(Stated goal):
Read the records below. Copy each line where the string "implantaire" occurs.

(Record extracts):

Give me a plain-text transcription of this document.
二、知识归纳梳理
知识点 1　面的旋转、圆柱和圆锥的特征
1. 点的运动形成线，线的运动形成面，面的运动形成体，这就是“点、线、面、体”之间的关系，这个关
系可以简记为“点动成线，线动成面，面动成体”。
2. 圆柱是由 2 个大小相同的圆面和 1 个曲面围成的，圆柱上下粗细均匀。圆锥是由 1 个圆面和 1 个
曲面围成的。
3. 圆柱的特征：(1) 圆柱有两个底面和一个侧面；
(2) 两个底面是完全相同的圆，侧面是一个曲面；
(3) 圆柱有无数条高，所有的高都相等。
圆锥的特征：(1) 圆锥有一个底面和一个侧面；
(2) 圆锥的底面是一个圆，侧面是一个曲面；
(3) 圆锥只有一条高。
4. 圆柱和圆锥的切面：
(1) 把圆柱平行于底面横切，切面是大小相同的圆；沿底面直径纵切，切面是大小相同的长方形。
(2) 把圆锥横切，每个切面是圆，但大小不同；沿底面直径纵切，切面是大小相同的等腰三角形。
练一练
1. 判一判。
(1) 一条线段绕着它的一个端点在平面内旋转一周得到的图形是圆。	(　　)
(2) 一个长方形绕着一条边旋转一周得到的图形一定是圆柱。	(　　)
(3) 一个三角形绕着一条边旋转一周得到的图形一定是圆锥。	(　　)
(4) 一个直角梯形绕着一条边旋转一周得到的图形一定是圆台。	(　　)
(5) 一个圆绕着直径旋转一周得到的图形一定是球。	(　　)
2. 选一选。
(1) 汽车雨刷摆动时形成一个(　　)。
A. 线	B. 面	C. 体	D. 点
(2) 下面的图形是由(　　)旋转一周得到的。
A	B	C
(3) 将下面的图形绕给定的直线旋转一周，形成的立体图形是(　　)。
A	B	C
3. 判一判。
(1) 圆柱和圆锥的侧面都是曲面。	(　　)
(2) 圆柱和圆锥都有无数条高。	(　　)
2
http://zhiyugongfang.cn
--
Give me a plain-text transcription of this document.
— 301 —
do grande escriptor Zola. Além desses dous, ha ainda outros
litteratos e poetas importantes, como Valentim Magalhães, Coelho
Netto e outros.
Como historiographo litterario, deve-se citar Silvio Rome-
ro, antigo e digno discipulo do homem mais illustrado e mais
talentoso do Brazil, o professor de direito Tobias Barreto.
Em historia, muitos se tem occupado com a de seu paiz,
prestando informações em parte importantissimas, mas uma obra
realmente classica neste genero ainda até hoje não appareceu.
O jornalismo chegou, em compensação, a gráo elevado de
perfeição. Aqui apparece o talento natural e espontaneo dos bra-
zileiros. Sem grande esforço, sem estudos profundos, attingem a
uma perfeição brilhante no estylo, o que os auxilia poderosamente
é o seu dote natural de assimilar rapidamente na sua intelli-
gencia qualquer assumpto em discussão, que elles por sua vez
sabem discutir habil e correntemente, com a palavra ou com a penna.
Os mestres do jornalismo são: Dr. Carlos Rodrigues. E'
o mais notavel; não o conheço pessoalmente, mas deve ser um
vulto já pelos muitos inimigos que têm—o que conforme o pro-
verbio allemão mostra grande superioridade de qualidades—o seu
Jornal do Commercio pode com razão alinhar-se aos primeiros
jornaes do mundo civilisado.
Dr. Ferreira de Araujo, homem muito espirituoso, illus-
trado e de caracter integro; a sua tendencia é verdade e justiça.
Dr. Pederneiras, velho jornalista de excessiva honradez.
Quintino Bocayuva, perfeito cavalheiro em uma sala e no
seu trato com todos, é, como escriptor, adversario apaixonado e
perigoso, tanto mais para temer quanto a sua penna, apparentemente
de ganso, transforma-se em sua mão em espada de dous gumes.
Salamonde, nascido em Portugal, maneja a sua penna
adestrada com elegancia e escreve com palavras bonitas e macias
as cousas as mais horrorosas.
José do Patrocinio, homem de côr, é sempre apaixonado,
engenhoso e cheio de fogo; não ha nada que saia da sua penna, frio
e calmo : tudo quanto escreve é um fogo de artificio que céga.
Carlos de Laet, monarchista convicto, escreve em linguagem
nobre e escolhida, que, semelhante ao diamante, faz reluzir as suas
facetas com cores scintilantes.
...
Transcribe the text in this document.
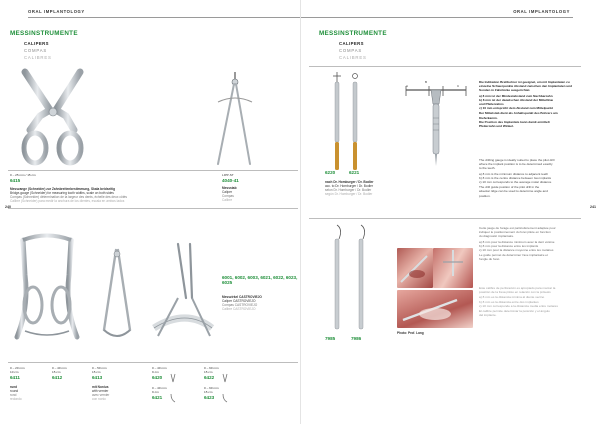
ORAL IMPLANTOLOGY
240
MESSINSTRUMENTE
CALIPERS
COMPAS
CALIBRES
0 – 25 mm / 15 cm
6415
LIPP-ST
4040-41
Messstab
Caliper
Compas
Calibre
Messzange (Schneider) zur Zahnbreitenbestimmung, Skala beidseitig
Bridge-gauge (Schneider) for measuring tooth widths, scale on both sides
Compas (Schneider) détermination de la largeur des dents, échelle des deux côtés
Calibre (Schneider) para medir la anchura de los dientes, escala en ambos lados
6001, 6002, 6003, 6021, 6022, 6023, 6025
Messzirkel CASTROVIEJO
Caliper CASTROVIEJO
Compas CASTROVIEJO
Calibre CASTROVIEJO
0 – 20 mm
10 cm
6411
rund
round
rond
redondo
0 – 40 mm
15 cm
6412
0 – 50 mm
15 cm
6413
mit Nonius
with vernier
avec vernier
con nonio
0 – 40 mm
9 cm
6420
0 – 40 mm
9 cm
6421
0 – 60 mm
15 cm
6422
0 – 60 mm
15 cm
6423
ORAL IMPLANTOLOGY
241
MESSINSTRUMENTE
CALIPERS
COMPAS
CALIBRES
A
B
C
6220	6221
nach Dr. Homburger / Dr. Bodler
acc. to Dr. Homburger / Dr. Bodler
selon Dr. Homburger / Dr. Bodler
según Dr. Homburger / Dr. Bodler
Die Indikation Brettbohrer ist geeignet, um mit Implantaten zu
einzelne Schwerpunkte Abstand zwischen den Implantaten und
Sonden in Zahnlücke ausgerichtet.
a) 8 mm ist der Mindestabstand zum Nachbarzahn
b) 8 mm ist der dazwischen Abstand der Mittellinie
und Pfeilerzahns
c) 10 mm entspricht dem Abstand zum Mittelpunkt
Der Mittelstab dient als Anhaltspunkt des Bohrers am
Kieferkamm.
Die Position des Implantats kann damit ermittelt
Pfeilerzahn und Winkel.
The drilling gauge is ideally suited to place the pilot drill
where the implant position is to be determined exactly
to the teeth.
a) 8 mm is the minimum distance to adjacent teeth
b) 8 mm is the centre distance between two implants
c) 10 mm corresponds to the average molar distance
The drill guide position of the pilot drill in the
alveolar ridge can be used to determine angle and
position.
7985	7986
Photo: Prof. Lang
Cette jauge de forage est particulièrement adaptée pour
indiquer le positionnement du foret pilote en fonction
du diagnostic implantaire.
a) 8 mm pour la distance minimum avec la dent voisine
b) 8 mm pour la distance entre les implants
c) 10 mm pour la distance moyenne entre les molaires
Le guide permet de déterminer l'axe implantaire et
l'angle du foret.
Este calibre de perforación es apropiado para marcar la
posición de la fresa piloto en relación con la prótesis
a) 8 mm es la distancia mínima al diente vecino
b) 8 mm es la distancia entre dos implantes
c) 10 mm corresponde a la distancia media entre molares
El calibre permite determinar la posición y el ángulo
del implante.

(Exercise output):
du diagnostic implantaire.
Le guide permet de déterminer l'axe implantaire et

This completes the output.